• YOUR OBJECTIVE: Copy the lines that follow, keeping every character the same.

• DATA SHOWN:

————

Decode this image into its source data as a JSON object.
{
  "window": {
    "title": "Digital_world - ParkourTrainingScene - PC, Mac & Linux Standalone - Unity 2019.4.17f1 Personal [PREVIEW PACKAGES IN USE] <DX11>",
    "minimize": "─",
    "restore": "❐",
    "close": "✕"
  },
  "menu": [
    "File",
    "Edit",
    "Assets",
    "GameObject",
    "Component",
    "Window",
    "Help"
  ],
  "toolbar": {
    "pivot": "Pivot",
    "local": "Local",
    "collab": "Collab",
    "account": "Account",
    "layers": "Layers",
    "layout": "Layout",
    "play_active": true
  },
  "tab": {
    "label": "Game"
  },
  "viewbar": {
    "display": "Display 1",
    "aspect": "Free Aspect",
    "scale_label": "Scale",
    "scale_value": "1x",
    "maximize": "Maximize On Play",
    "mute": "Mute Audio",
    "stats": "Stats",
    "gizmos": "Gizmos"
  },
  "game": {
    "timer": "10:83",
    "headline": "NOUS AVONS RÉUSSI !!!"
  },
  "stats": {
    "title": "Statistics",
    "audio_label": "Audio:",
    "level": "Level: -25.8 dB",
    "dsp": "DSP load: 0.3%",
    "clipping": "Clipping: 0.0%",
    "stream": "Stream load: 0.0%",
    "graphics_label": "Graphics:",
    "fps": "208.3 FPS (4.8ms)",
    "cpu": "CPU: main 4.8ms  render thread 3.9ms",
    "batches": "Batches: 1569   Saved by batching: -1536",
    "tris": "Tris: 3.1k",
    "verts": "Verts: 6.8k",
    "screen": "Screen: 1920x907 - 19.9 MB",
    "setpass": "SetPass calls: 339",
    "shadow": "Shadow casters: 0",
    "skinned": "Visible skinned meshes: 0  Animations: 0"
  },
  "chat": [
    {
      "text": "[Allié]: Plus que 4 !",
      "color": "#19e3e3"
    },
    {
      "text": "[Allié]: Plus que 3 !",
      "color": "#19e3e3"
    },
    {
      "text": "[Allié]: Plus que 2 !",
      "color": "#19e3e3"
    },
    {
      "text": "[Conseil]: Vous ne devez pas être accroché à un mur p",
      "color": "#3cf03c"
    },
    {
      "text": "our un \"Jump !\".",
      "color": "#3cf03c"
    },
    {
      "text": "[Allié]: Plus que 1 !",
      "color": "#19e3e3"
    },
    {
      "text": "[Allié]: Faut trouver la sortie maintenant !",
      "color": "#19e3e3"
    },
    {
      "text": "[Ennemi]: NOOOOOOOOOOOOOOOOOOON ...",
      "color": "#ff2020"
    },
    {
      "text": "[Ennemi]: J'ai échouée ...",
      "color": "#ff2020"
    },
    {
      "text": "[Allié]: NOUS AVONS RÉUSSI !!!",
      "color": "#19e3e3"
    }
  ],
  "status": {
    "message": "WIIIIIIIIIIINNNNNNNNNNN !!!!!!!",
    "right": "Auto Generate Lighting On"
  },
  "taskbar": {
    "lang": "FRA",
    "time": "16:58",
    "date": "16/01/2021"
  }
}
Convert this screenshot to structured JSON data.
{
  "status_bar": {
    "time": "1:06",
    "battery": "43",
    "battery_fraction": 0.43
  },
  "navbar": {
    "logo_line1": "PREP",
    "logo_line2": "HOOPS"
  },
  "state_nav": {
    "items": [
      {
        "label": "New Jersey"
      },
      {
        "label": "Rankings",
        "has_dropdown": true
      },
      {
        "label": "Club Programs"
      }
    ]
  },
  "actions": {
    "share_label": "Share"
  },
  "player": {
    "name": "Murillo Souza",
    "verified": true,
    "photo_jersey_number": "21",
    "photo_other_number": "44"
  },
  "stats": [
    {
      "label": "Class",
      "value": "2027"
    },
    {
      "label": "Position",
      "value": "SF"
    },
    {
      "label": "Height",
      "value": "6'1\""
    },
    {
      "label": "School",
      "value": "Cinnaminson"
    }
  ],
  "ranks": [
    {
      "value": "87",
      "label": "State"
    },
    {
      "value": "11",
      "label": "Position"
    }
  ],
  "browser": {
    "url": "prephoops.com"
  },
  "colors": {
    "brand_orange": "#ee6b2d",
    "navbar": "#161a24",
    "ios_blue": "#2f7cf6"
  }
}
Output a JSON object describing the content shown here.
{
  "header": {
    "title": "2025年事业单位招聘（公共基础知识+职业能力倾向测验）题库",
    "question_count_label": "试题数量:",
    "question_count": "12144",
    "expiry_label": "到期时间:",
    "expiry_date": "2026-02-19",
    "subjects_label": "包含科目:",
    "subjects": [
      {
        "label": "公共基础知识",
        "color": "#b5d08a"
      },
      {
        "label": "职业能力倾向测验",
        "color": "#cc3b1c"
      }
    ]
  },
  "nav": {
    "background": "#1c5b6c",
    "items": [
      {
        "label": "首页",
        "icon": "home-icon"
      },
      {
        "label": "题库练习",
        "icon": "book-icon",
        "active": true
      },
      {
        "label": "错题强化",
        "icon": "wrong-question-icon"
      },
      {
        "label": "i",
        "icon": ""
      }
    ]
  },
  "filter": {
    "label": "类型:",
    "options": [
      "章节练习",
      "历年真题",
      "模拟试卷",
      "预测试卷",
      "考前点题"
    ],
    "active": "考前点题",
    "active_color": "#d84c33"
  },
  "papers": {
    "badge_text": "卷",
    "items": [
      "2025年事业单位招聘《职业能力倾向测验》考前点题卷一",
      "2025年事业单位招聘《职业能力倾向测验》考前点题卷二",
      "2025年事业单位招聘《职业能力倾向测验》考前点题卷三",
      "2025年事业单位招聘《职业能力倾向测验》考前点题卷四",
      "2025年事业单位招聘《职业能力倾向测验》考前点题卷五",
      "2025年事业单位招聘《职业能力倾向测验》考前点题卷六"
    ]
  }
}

————

• RESULT OF THIS TASK:
Decode this image into its source data as a JSON object.
{
  "window": {
    "title": "Digital_world - ParkourTrainingScene - PC, Mac & Linux Standalone - Unity 2019.4.17f1 Personal [PREVIEW PACKAGES IN USE] <DX11>",
    "minimize": "─",
    "restore": "❐",
    "close": "✕"
  },
  "menu": [
    "File",
    "Edit",
    "Assets",
    "GameObject",
    "Component",
    "Window",
    "Help"
  ],
  "toolbar": {
    "pivot": "Pivot",
    "local": "Local",
    "collab": "Collab",
    "account": "Account",
    "layers": "Layers",
    "layout": "Layout",
    "play_active": true
  },
  "tab": {
    "label": "Game"
  },
  "viewbar": {
    "display": "Display 1",
    "aspect": "Free Aspect",
    "scale_label": "Scale",
    "scale_value": "1x",
    "maximize": "Maximize On Play",
    "mute": "Mute Audio",
    "stats": "Stats",
    "gizmos": "Gizmos"
  },
  "game": {
    "timer": "10:83",
    "headline": "NOUS AVONS RÉUSSI !!!"
  },
  "stats": {
    "title": "Statistics",
    "audio_label": "Audio:",
    "level": "Level: -25.8 dB",
    "dsp": "DSP load: 0.3%",
    "clipping": "Clipping: 0.0%",
    "stream": "Stream load: 0.0%",
    "graphics_label": "Graphics:",
    "fps": "208.3 FPS (4.8ms)",
    "cpu": "CPU: main 4.8ms  render thread 3.9ms",
    "batches": "Batches: 1569   Saved by batching: -1536",
    "tris": "Tris: 3.1k",
    "verts": "Verts: 6.8k",
    "screen": "Screen: 1920x907 - 19.9 MB",
    "setpass": "SetPass calls: 339",
    "shadow": "Shadow casters: 0",
    "skinned": "Visible skinned meshes: 0  Animations: 0"
  },
  "chat": [
    {
      "text": "[Allié]: Plus que 4 !",
      "color": "#19e3e3"
    },
    {
      "text": "[Allié]: Plus que 3 !",
      "color": "#19e3e3"
    },
    {
      "text": "[Allié]: Plus que 2 !",
      "color": "#19e3e3"
    },
    {
      "text": "[Conseil]: Vous ne devez pas être accroché à un mur p",
      "color": "#3cf03c"
    },
    {
      "text": "our un \"Jump !\".",
      "color": "#3cf03c"
    },
    {
      "text": "[Allié]: Plus que 1 !",
      "color": "#19e3e3"
    },
    {
      "text": "[Allié]: Faut trouver la sortie maintenant !",
      "color": "#19e3e3"
    },
    {
      "text": "[Ennemi]: NOOOOOOOOOOOOOOOOOOON ...",
      "color": "#ff2020"
    },
    {
      "text": "[Ennemi]: J'ai échouée ...",
      "color": "#ff2020"
    },
    {
      "text": "[Allié]: NOUS AVONS RÉUSSI !!!",
      "color": "#19e3e3"
    }
  ],
  "status": {
    "message": "WIIIIIIIIIIINNNNNNNNNNN !!!!!!!",
    "right": "Auto Generate Lighting On"
  },
  "taskbar": {
    "lang": "FRA",
    "time": "16:58",
    "date": "16/01/2021"
  }
}
Convert this screenshot to structured JSON data.
{
  "status_bar": {
    "time": "1:06",
    "battery": "43",
    "battery_fraction": 0.43
  },
  "navbar": {
    "logo_line1": "PREP",
    "logo_line2": "HOOPS"
  },
  "state_nav": {
    "items": [
      {
        "label": "New Jersey"
      },
      {
        "label": "Rankings",
        "has_dropdown": true
      },
      {
        "label": "Club Programs"
      }
    ]
  },
  "actions": {
    "share_label": "Share"
  },
  "player": {
    "name": "Murillo Souza",
    "verified": true,
    "photo_jersey_number": "21",
    "photo_other_number": "44"
  },
  "stats": [
    {
      "label": "Class",
      "value": "2027"
    },
    {
      "label": "Position",
      "value": "SF"
    },
    {
      "label": "Height",
      "value": "6'1\""
    },
    {
      "label": "School",
      "value": "Cinnaminson"
    }
  ],
  "ranks": [
    {
      "value": "87",
      "label": "State"
    },
    {
      "value": "11",
      "label": "Position"
    }
  ],
  "browser": {
    "url": "prephoops.com"
  },
  "colors": {
    "brand_orange": "#ee6b2d",
    "navbar": "#161a24",
    "ios_blue": "#2f7cf6"
  }
}
Output a JSON object describing the content shown here.
{
  "header": {
    "title": "2025年事业单位招聘（公共基础知识+职业能力倾向测验）题库",
    "question_count_label": "试题数量:",
    "question_count": "12144",
    "expiry_label": "到期时间:",
    "expiry_date": "2026-02-19",
    "subjects_label": "包含科目:",
    "subjects": [
      {
        "label": "公共基础知识",
        "color": "#b5d08a"
      },
      {
        "label": "职业能力倾向测验",
        "color": "#cc3b1c"
      }
    ]
  },
  "nav": {
    "background": "#1c5b6c",
    "items": [
      {
        "label": "首页",
        "icon": "home-icon"
      },
      {
        "label": "题库练习",
        "icon": "book-icon",
        "active": true
      },
      {
        "label": "错题强化",
        "icon": "wrong-question-icon"
      },
      {
        "label": "i",
        "icon": ""
      }
    ]
  },
  "filter": {
    "label": "类型:",
    "options": [
      "章节练习",
      "历年真题",
      "模拟试卷",
      "预测试卷",
      "考前点题"
    ],
    "active": "考前点题",
    "active_color": "#d84c33"
  },
  "papers": {
    "badge_text": "卷",
    "items": [
      "2025年事业单位招聘《职业能力倾向测验》考前点题卷一",
      "2025年事业单位招聘《职业能力倾向测验》考前点题卷二",
      "2025年事业单位招聘《职业能力倾向测验》考前点题卷三",
      "2025年事业单位招聘《职业能力倾向测验》考前点题卷四",
      "2025年事业单位招聘《职业能力倾向测验》考前点题卷五",
      "2025年事业单位招聘《职业能力倾向测验》考前点题卷六"
    ]
  }
}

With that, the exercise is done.